[start INPUT MATERIAL]
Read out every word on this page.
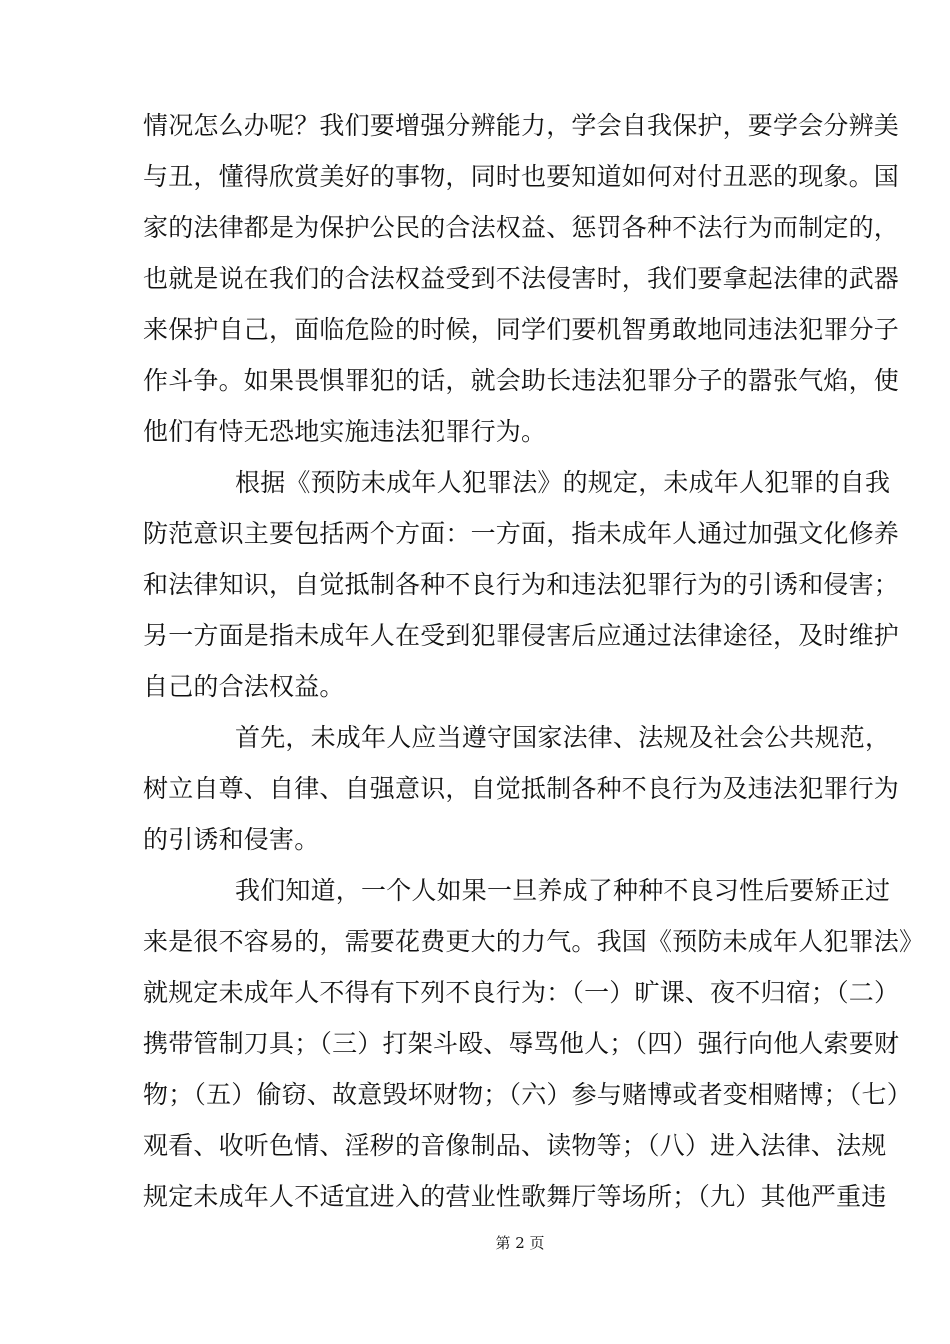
情况怎么办呢？我们要增强分辨能力，学会自我保护，要学会分辨美
与丑，懂得欣赏美好的事物，同时也要知道如何对付丑恶的现象。国
家的法律都是为保护公民的合法权益、惩罚各种不法行为而制定的，
也就是说在我们的合法权益受到不法侵害时，我们要拿起法律的武器
来保护自己，面临危险的时候，同学们要机智勇敢地同违法犯罪分子
作斗争。如果畏惧罪犯的话，就会助长违法犯罪分子的嚣张气焰，使
他们有恃无恐地实施违法犯罪行为。
根据《预防未成年人犯罪法》的规定，未成年人犯罪的自我
防范意识主要包括两个方面：一方面，指未成年人通过加强文化修养
和法律知识，自觉抵制各种不良行为和违法犯罪行为的引诱和侵害；
另一方面是指未成年人在受到犯罪侵害后应通过法律途径，及时维护
自己的合法权益。
首先，未成年人应当遵守国家法律、法规及社会公共规范，
树立自尊、自律、自强意识，自觉抵制各种不良行为及违法犯罪行为
的引诱和侵害。
我们知道，一个人如果一旦养成了种种不良习性后要矫正过
来是很不容易的，需要花费更大的力气。我国《预防未成年人犯罪法》
就规定未成年人不得有下列不良行为：（一）旷课、夜不归宿；（二）
携带管制刀具；（三）打架斗殴、辱骂他人；（四）强行向他人索要财
物；（五）偷窃、故意毁坏财物；（六）参与赌博或者变相赌博；（七）
观看、收听色情、淫秽的音像制品、读物等；（八）进入法律、法规
规定未成年人不适宜进入的营业性歌舞厅等场所；（九）其他严重违
第 2 页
[end INPUT MATERIAL]
__YOUR OBJECTIVE__
Output, exactly, all the records above; include no pictures.

__SOLUTION__
Read out every word on this page.
情况怎么办呢？我们要增强分辨能力，学会自我保护，要学会分辨美
与丑，懂得欣赏美好的事物，同时也要知道如何对付丑恶的现象。国
家的法律都是为保护公民的合法权益、惩罚各种不法行为而制定的，
也就是说在我们的合法权益受到不法侵害时，我们要拿起法律的武器
来保护自己，面临危险的时候，同学们要机智勇敢地同违法犯罪分子
作斗争。如果畏惧罪犯的话，就会助长违法犯罪分子的嚣张气焰，使
他们有恃无恐地实施违法犯罪行为。
根据《预防未成年人犯罪法》的规定，未成年人犯罪的自我
防范意识主要包括两个方面：一方面，指未成年人通过加强文化修养
和法律知识，自觉抵制各种不良行为和违法犯罪行为的引诱和侵害；
另一方面是指未成年人在受到犯罪侵害后应通过法律途径，及时维护
自己的合法权益。
首先，未成年人应当遵守国家法律、法规及社会公共规范，
树立自尊、自律、自强意识，自觉抵制各种不良行为及违法犯罪行为
的引诱和侵害。
我们知道，一个人如果一旦养成了种种不良习性后要矫正过
来是很不容易的，需要花费更大的力气。我国《预防未成年人犯罪法》
就规定未成年人不得有下列不良行为：（一）旷课、夜不归宿；（二）
携带管制刀具；（三）打架斗殴、辱骂他人；（四）强行向他人索要财
物；（五）偷窃、故意毁坏财物；（六）参与赌博或者变相赌博；（七）
观看、收听色情、淫秽的音像制品、读物等；（八）进入法律、法规
规定未成年人不适宜进入的营业性歌舞厅等场所；（九）其他严重违
第 2 页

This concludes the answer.